>> Start DATA FOR THIS TASK

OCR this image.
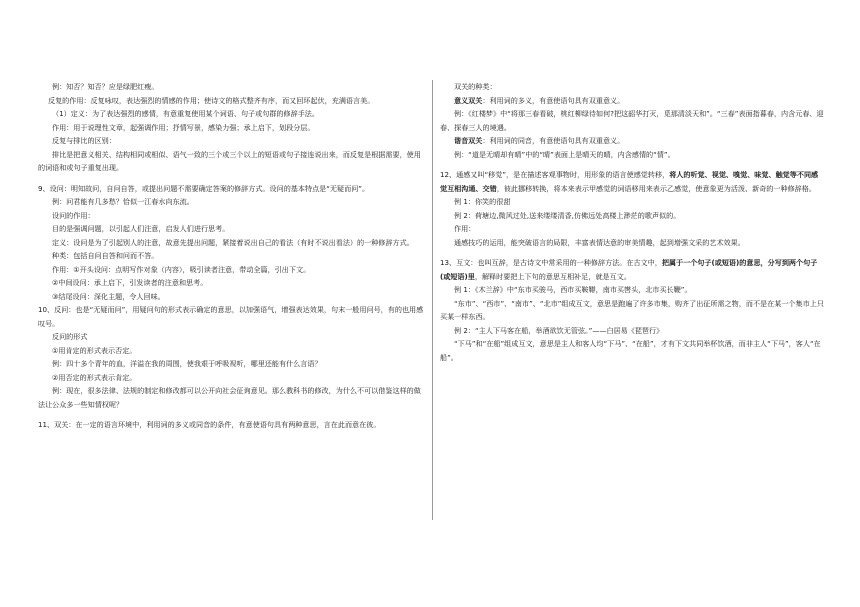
例：知否？知否？应是绿肥红瘦。

反复的作用：反复咏叹，表达强烈的情感的作用；使诗文的格式整齐有序，而又回环起伏，充满语言美。

（1）定义：为了表达强烈的感情，有意重复使用某个词语、句子或句群的修辞手法。

作用：用于说理性文章，起强调作用；抒情写景，感染力强；承上启下，划段分层。

反复与排比的区别：

排比是把意义相关、结构相同或相似、语气一致的三个或三个以上的短语或句子接连说出来，而反复是根据需要，使用的词语和或句子重复出现。

9、设问：明知故问，自问自答，或提出问题不需要确定答案的修辞方式。设问的基本特点是“无疑而问”。

例：问君能有几多愁？恰似一江春水向东流。

设问的作用：

目的是强调问题，以引起人们注意，启发人们进行思考。

定义：设问是为了引起别人的注意，故意先提出问题，紧接着说出自己的看法（有时不说出看法）的一种修辞方式。

种类：包括自问自答和问而不答。

作用：①开头设问：点明写作对象（内容），吸引读者注意，带动全篇，引出下文。

②中间设问：承上启下，引发读者的注意和思考。

③结尾设问：深化主题，令人回味。

10、反问：也是“无疑而问”，用疑问句的形式表示确定的意思，以加强语气，增强表达效果，句末一般用问号，有的也用感叹号。

反问的形式

①用肯定的形式表示否定。

例：四十多个青年的血，洋溢在我的周围，使我艰于呼吸视听，哪里还能有什么言语？

②用否定的形式表示肯定。

例：现在，很多法律、法规的制定和修改都可以公开向社会征询意见。那么教科书的修改，为什么不可以借鉴这样的做法让公众多一些知情权呢？

11、双关：在一定的语言环境中，利用词的多义或同音的条件，有意使语句具有两种意思，言在此而意在彼。

双关的种类：

意义双关：利用词的多义，有意使语句具有双重意义。

例：《红楼梦》中“将那三春看破，桃红柳绿待如何?把这韶华打灭，觅那清淡天和”。“三春”表面指暮春，内含元春、迎春、探春三人的境遇。

谐音双关：利用词的同音，有意使语句具有双重意义。

例：“道是无晴却有晴”中的“晴”表面上是晴天的晴，内含感情的“情”。

12、通感又叫“移觉”，是在描述客观事物时，用形象的语言使感觉转移，将人的听觉、视觉、嗅觉、味觉、触觉等不同感觉互相沟通、交错，彼此挪移转换，将本来表示甲感觉的词语移用来表示乙感觉，使意象更为活泼、新奇的一种修辞格。

例 1：你笑的很甜

例 2：荷塘边,微风过处,送来缕缕清香,仿佛远处高楼上渺茫的歌声似的。

作用：

通感技巧的运用，能突破语言的局限，丰富表情达意的审美情趣，起到增强文采的艺术效果。

13、互文：也叫互辞，是古诗文中常采用的一种修辞方法。在古文中，把属于一个句子(或短语)的意思，分写到两个句子(或短语)里，解释时要把上下句的意思互相补足，就是互文。

例 1：《木兰辞》中“东市买骏马，西市买鞍鞯，南市买辔头，北市买长鞭”。

“东市”、“西市”、“南市”、“北市”组成互文，意思是跑遍了许多市集，购齐了出征所需之物，而不是在某一个集市上只买某一样东西。

例 2：“主人下马客在船，举酒欲饮无管弦。”——白居易《琵琶行》

“下马”和“在船”组成互文，意思是主人和客人均“下马”、“在船”，才有下文共同举杯饮酒，而非主人“下马”，客人“在船”。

>> End DATA FOR THIS TASK

REQUIREMENT. All records above are to be printed exactly, minus the pictures they contain.

ANSWER FOR THE TASK.
OCR this image.
例：知否？知否？应是绿肥红瘦。

反复的作用：反复咏叹，表达强烈的情感的作用；使诗文的格式整齐有序，而又回环起伏，充满语言美。

（1）定义：为了表达强烈的感情，有意重复使用某个词语、句子或句群的修辞手法。

作用：用于说理性文章，起强调作用；抒情写景，感染力强；承上启下，划段分层。

反复与排比的区别：

排比是把意义相关、结构相同或相似、语气一致的三个或三个以上的短语或句子接连说出来，而反复是根据需要，使用的词语和或句子重复出现。

9、设问：明知故问，自问自答，或提出问题不需要确定答案的修辞方式。设问的基本特点是“无疑而问”。

例：问君能有几多愁？恰似一江春水向东流。

设问的作用：

目的是强调问题，以引起人们注意，启发人们进行思考。

定义：设问是为了引起别人的注意，故意先提出问题，紧接着说出自己的看法（有时不说出看法）的一种修辞方式。

种类：包括自问自答和问而不答。

作用：①开头设问：点明写作对象（内容），吸引读者注意，带动全篇，引出下文。

②中间设问：承上启下，引发读者的注意和思考。

③结尾设问：深化主题，令人回味。

10、反问：也是“无疑而问”，用疑问句的形式表示确定的意思，以加强语气，增强表达效果，句末一般用问号，有的也用感叹号。

反问的形式

①用肯定的形式表示否定。

例：四十多个青年的血，洋溢在我的周围，使我艰于呼吸视听，哪里还能有什么言语？

②用否定的形式表示肯定。

例：现在，很多法律、法规的制定和修改都可以公开向社会征询意见。那么教科书的修改，为什么不可以借鉴这样的做法让公众多一些知情权呢？

11、双关：在一定的语言环境中，利用词的多义或同音的条件，有意使语句具有两种意思，言在此而意在彼。

双关的种类：

意义双关：利用词的多义，有意使语句具有双重意义。

例：《红楼梦》中“将那三春看破，桃红柳绿待如何?把这韶华打灭，觅那清淡天和”。“三春”表面指暮春，内含元春、迎春、探春三人的境遇。

谐音双关：利用词的同音，有意使语句具有双重意义。

例：“道是无晴却有晴”中的“晴”表面上是晴天的晴，内含感情的“情”。

12、通感又叫“移觉”，是在描述客观事物时，用形象的语言使感觉转移，将人的听觉、视觉、嗅觉、味觉、触觉等不同感觉互相沟通、交错，彼此挪移转换，将本来表示甲感觉的词语移用来表示乙感觉，使意象更为活泼、新奇的一种修辞格。

例 1：你笑的很甜

例 2：荷塘边,微风过处,送来缕缕清香,仿佛远处高楼上渺茫的歌声似的。

作用：

通感技巧的运用，能突破语言的局限，丰富表情达意的审美情趣，起到增强文采的艺术效果。

13、互文：也叫互辞，是古诗文中常采用的一种修辞方法。在古文中，把属于一个句子(或短语)的意思，分写到两个句子(或短语)里，解释时要把上下句的意思互相补足，就是互文。

例 1：《木兰辞》中“东市买骏马，西市买鞍鞯，南市买辔头，北市买长鞭”。

“东市”、“西市”、“南市”、“北市”组成互文，意思是跑遍了许多市集，购齐了出征所需之物，而不是在某一个集市上只买某一样东西。

例 2：“主人下马客在船，举酒欲饮无管弦。”——白居易《琵琶行》

“下马”和“在船”组成互文，意思是主人和客人均“下马”、“在船”，才有下文共同举杯饮酒，而非主人“下马”，客人“在船”。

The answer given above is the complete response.